- Requirements -
In the data that follows, count every line holding the string "Задание" and give the count alone.

Dataset entries
################

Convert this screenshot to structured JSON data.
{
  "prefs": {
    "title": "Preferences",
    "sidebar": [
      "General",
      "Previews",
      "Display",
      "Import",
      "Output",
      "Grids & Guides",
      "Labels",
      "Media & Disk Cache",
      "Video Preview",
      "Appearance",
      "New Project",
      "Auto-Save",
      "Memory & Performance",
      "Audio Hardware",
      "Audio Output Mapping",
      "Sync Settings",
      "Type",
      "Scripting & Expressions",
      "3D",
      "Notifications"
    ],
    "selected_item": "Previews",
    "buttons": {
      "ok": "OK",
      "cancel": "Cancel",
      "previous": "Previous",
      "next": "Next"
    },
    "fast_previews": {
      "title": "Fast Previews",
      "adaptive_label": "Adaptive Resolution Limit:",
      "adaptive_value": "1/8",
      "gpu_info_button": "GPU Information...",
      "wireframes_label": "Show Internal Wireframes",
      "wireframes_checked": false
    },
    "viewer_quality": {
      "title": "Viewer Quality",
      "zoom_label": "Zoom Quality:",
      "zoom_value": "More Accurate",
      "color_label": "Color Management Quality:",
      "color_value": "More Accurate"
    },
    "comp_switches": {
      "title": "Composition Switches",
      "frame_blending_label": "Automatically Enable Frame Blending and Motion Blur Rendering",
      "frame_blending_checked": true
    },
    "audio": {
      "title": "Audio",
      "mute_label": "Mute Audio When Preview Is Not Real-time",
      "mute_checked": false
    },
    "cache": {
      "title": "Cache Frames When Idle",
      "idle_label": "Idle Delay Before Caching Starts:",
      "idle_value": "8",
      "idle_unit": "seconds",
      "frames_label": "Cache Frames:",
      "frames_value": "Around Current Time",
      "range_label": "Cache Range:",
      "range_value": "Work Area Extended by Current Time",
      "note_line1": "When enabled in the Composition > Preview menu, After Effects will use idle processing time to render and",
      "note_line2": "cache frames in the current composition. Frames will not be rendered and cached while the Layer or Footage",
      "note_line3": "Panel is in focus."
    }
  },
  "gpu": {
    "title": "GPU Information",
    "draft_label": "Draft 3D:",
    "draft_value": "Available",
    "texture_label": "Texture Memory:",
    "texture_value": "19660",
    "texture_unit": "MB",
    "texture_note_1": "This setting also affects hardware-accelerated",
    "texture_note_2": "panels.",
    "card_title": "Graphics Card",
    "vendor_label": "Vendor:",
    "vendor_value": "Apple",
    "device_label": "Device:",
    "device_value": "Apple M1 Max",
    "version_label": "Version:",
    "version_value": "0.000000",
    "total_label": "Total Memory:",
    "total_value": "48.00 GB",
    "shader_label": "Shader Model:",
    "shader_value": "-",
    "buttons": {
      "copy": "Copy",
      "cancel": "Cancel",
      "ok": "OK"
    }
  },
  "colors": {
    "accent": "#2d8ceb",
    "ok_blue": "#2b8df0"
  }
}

################

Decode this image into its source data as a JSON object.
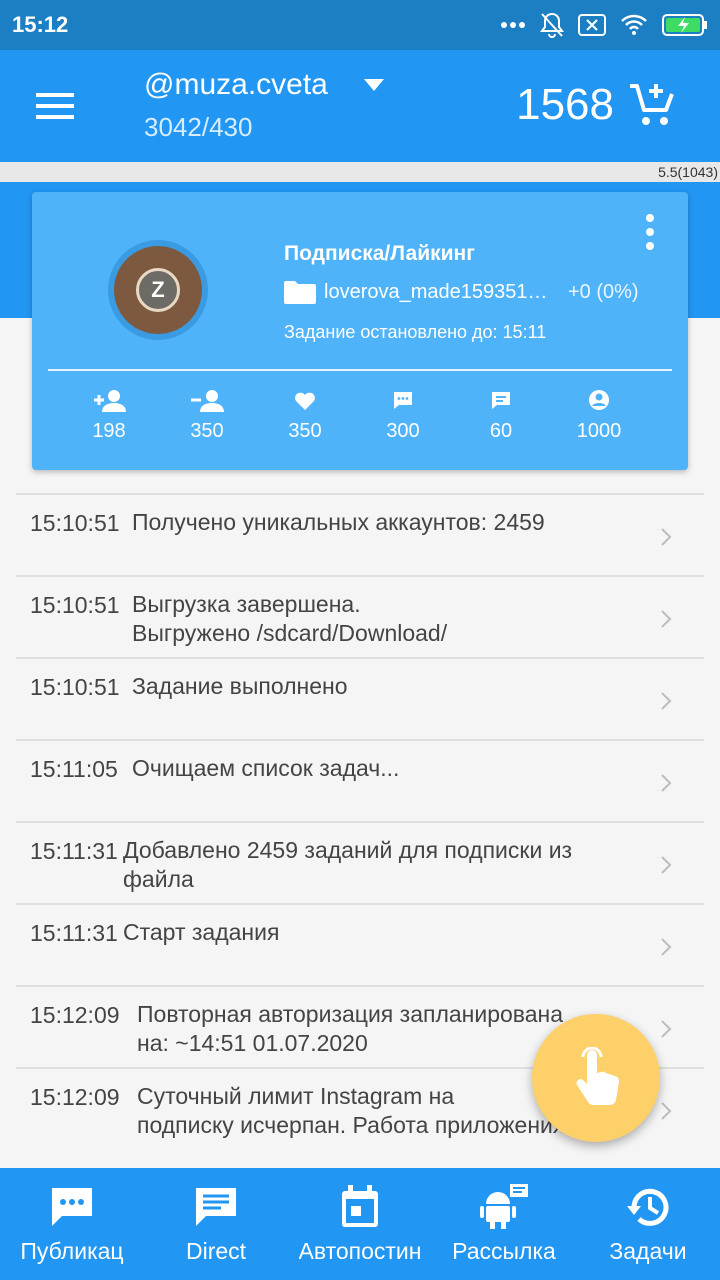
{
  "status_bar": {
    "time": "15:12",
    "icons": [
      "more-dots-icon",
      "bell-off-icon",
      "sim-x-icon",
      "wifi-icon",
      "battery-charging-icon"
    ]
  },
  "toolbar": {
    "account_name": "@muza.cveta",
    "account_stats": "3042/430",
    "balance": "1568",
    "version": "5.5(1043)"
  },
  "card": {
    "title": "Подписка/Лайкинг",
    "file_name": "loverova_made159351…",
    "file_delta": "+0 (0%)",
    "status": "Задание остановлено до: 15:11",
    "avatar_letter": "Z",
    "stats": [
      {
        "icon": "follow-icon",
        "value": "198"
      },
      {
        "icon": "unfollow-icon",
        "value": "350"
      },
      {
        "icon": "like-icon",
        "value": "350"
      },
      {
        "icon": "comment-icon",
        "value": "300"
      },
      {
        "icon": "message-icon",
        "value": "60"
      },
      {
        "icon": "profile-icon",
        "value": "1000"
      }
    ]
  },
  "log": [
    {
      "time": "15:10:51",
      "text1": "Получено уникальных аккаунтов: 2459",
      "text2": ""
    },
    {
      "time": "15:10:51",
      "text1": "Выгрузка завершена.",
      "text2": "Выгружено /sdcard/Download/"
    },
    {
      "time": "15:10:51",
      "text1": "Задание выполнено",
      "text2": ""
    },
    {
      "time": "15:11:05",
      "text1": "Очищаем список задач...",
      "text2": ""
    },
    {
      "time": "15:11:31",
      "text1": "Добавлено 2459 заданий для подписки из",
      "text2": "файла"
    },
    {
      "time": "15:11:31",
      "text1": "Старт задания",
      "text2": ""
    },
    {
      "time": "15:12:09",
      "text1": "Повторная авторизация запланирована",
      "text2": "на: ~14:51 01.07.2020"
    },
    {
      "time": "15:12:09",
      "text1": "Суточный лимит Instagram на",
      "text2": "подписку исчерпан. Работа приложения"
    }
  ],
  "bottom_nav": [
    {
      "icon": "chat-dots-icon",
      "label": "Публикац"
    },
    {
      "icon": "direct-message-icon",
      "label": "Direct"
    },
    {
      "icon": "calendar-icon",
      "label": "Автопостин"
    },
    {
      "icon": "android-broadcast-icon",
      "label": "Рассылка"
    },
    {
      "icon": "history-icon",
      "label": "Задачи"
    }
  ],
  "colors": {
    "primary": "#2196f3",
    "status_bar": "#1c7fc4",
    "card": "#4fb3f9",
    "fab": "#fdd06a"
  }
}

################

- The answer -
2